:: Dataset records ::
---+---

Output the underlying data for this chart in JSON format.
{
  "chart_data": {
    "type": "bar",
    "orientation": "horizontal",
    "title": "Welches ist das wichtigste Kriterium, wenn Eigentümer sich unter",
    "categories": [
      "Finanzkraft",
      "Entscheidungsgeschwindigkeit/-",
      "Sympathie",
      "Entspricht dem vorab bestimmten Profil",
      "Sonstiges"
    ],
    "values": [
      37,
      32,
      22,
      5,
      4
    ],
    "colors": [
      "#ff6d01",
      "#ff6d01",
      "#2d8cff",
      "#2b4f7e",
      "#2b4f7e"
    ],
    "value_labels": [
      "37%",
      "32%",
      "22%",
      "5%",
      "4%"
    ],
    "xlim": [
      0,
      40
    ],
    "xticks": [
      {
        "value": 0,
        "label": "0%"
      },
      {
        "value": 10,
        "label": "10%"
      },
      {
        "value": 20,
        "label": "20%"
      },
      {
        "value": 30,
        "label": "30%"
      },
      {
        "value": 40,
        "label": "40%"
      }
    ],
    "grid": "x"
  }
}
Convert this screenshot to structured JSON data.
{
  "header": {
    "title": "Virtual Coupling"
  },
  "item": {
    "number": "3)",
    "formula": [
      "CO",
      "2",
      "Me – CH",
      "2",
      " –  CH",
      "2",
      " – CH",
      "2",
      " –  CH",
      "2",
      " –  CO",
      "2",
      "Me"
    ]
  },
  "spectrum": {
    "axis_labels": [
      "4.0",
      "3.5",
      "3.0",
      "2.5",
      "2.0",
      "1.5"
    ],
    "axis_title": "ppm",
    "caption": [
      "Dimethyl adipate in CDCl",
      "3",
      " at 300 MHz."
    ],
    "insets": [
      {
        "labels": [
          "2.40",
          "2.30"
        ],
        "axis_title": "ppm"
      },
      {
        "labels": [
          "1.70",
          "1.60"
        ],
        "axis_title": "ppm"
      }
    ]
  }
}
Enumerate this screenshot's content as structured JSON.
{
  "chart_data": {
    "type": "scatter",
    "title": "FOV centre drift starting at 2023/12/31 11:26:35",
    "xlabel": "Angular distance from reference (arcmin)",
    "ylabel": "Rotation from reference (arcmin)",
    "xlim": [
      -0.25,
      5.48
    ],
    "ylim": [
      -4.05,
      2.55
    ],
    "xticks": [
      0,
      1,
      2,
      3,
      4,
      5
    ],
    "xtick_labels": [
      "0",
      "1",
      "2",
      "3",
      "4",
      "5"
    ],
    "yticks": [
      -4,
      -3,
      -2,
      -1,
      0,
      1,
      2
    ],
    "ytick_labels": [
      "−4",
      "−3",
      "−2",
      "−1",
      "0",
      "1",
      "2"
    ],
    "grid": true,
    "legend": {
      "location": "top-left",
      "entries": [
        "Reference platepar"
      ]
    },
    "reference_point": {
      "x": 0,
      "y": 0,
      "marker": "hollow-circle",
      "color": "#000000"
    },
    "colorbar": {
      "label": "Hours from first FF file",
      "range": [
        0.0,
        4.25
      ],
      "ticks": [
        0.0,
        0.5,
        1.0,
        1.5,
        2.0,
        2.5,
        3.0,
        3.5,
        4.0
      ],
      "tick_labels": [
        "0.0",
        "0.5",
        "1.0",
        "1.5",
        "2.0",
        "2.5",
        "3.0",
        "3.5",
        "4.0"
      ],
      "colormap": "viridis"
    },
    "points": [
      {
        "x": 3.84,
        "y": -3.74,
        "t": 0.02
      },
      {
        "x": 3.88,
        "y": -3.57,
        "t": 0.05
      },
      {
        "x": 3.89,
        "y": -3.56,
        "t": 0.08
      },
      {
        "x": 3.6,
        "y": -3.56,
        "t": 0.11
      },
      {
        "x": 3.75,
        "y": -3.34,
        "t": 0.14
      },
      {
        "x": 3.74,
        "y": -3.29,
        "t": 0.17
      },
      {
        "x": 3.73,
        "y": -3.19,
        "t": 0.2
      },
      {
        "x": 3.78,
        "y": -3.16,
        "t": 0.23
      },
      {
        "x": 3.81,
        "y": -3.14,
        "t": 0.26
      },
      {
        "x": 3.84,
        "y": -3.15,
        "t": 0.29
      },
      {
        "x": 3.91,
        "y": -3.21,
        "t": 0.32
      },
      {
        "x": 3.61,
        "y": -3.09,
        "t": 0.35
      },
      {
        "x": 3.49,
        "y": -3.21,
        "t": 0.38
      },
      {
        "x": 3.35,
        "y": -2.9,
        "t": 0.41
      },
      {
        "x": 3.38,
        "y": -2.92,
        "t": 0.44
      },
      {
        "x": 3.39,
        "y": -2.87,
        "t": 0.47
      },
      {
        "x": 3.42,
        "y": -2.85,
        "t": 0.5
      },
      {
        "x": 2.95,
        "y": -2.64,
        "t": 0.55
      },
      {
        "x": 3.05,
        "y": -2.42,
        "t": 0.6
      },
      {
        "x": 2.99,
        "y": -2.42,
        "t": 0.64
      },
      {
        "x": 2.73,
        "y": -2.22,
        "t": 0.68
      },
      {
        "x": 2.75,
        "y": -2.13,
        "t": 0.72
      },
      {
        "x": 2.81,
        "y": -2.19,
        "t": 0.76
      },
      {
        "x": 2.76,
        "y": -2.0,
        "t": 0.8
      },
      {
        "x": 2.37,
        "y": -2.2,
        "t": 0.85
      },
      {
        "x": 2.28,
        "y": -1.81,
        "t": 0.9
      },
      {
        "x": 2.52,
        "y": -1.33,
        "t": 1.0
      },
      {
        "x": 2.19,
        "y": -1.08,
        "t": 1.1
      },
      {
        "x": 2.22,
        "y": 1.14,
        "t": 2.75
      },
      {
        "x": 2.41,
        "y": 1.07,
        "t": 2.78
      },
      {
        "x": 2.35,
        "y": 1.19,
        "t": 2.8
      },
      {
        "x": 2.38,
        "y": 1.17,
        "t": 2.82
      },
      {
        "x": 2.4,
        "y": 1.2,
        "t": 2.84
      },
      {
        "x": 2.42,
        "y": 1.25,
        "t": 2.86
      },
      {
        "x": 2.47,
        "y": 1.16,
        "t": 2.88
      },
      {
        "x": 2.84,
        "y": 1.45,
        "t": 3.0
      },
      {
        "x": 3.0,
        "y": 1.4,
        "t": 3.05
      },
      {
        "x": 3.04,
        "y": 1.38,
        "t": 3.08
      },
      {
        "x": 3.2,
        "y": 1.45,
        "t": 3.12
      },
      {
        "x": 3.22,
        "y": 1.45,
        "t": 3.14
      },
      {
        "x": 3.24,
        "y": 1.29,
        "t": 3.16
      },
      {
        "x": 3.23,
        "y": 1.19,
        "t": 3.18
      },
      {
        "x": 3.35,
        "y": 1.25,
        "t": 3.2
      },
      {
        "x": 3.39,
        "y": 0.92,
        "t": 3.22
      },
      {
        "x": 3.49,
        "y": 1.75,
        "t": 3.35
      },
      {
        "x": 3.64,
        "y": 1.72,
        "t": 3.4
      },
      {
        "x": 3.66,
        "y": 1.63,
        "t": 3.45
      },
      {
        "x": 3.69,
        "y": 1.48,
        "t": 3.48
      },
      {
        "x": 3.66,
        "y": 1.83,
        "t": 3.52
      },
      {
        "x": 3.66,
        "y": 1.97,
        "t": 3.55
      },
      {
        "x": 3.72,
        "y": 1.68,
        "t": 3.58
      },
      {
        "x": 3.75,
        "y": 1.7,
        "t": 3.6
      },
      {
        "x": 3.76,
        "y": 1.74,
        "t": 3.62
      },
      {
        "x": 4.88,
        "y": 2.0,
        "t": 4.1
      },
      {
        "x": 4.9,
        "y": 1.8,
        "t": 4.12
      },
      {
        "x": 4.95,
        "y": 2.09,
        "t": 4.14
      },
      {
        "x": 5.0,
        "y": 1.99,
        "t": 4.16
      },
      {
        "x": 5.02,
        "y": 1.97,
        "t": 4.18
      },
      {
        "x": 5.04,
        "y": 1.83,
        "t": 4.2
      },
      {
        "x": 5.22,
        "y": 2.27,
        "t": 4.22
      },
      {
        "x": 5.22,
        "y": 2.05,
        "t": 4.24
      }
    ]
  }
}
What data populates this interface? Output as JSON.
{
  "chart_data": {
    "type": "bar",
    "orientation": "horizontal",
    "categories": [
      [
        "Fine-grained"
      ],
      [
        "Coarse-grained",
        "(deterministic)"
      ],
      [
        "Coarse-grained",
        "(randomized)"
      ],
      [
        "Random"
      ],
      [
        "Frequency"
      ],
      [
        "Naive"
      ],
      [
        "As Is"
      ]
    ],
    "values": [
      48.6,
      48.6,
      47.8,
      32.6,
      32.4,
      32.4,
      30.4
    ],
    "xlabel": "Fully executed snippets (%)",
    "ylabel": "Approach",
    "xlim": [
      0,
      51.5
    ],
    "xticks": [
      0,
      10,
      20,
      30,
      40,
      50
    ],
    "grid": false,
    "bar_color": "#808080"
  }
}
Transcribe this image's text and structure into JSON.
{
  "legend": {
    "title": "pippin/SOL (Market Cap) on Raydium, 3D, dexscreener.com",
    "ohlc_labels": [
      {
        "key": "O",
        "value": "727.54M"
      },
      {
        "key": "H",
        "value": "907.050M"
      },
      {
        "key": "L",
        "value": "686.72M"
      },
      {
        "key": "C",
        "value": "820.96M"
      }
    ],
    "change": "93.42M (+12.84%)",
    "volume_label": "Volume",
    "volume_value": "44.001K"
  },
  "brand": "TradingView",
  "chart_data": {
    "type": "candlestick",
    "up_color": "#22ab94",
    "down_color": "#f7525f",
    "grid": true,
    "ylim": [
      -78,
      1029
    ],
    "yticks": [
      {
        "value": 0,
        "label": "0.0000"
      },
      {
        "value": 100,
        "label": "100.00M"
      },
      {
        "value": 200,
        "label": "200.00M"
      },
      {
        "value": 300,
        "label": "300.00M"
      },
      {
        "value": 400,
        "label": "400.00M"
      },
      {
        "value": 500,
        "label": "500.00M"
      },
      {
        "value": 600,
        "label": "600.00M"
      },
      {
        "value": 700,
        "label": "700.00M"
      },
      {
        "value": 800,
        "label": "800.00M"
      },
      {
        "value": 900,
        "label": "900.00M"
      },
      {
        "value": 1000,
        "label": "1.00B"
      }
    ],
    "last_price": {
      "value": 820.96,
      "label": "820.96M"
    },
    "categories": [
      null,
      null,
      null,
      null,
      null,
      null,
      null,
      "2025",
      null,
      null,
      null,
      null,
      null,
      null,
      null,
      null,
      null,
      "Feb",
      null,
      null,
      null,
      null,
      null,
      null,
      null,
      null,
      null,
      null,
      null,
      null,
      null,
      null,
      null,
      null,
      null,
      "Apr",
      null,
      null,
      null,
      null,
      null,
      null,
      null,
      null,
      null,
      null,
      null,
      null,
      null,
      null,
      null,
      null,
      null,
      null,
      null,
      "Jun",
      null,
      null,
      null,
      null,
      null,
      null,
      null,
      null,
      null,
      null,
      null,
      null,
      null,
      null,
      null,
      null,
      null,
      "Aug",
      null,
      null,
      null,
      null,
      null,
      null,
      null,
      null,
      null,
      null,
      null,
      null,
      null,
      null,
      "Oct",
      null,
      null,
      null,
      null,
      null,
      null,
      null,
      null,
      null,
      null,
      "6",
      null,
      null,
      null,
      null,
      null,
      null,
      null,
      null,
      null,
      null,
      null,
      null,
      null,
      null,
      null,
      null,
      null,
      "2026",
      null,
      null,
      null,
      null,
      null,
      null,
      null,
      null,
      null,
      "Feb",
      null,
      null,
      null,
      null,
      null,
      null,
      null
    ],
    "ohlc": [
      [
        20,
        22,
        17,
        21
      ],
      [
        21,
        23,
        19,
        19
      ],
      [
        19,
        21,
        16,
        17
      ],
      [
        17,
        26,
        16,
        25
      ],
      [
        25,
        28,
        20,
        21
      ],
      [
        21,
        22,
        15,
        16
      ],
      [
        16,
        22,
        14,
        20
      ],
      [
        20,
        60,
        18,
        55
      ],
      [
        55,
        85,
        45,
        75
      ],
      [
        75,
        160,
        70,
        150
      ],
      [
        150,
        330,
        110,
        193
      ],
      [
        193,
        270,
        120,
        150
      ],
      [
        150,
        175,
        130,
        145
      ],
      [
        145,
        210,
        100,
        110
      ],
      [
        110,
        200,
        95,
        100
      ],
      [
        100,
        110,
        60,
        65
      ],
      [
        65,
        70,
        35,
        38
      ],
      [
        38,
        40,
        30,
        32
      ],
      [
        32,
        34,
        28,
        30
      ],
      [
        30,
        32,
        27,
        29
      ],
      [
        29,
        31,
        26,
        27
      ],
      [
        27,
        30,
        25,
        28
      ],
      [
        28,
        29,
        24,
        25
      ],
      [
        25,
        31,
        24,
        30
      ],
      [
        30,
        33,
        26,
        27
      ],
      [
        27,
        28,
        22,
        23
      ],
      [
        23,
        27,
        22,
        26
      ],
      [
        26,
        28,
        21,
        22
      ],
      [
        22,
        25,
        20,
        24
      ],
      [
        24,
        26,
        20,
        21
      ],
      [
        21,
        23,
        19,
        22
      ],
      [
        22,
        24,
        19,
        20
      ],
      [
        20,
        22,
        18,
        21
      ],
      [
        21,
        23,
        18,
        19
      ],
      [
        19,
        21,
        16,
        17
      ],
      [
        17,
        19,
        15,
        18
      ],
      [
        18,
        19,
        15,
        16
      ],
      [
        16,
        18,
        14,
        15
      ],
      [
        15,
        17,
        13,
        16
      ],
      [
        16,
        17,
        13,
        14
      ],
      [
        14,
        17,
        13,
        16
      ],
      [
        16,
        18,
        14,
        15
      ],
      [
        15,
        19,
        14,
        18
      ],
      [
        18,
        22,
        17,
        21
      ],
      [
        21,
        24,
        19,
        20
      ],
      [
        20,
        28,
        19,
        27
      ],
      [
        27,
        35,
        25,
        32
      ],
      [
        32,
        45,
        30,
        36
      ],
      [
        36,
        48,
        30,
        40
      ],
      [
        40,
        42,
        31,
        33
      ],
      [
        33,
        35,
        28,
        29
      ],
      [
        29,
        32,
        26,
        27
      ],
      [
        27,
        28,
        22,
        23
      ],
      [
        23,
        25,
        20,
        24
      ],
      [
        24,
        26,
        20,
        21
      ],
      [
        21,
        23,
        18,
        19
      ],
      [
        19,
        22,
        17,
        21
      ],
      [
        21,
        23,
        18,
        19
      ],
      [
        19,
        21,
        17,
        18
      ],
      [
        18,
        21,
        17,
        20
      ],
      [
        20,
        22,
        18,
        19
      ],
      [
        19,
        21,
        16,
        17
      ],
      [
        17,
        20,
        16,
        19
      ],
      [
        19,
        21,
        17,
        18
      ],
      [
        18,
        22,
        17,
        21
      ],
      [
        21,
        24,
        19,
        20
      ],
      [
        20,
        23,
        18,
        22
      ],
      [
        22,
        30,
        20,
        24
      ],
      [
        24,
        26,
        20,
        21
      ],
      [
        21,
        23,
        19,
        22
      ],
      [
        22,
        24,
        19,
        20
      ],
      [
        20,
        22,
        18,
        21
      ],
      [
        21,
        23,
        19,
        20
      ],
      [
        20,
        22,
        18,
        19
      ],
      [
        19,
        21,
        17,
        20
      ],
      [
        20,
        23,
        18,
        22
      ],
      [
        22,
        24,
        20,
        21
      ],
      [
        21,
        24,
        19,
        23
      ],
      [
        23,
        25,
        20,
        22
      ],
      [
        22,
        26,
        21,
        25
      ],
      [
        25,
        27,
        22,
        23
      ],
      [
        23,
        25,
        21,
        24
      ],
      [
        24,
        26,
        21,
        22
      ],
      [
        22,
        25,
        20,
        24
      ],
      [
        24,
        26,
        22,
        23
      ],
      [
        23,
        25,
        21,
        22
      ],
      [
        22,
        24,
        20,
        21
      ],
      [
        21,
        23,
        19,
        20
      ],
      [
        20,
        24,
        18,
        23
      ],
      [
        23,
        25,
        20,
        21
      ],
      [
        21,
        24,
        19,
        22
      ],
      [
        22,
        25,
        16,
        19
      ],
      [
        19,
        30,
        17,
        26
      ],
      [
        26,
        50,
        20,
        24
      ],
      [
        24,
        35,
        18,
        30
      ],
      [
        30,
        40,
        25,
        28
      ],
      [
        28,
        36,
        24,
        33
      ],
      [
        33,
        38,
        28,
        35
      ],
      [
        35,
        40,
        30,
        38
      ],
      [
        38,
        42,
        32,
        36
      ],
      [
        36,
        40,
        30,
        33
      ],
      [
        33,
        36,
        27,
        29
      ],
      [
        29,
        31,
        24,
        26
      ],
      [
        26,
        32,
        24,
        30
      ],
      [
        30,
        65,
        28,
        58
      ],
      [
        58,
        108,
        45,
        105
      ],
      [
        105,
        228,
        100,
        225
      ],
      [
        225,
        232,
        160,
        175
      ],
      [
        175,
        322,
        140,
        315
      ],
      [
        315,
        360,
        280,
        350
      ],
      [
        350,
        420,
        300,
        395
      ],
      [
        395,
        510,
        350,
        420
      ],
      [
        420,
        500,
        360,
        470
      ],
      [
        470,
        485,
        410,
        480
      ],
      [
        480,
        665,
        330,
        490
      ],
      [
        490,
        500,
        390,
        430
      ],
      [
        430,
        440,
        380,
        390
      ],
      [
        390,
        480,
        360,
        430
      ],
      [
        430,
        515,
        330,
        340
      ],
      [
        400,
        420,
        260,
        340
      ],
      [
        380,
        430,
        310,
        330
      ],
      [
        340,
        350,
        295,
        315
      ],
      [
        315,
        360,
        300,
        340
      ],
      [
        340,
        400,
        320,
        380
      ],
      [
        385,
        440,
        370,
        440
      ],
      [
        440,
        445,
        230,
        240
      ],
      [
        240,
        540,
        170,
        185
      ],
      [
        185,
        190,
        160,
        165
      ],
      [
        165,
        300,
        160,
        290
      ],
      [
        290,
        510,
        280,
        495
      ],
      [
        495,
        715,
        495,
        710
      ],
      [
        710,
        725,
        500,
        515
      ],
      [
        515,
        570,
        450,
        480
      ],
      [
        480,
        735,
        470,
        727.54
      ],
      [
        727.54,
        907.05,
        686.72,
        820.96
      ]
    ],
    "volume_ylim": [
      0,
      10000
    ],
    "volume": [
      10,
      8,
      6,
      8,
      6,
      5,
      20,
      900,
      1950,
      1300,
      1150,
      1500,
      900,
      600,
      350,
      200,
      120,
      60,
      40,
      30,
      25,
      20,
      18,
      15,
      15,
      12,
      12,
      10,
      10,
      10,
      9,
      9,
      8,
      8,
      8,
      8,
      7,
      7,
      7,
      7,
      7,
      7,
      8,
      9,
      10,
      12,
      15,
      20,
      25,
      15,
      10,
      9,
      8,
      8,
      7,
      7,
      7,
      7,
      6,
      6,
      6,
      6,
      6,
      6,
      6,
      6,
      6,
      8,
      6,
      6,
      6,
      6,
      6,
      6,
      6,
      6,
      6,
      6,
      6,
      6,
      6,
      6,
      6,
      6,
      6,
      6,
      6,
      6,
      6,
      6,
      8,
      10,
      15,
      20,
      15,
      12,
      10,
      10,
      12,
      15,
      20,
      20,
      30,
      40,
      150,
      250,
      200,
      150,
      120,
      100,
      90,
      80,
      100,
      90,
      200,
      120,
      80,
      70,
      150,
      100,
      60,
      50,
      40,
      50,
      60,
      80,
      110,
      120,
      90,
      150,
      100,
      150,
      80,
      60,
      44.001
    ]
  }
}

---+---

:: Goal of the exercise ::
Count up the lines in the listing that hold the word "from", and give that number only.

:: Reply to the exercise ::
3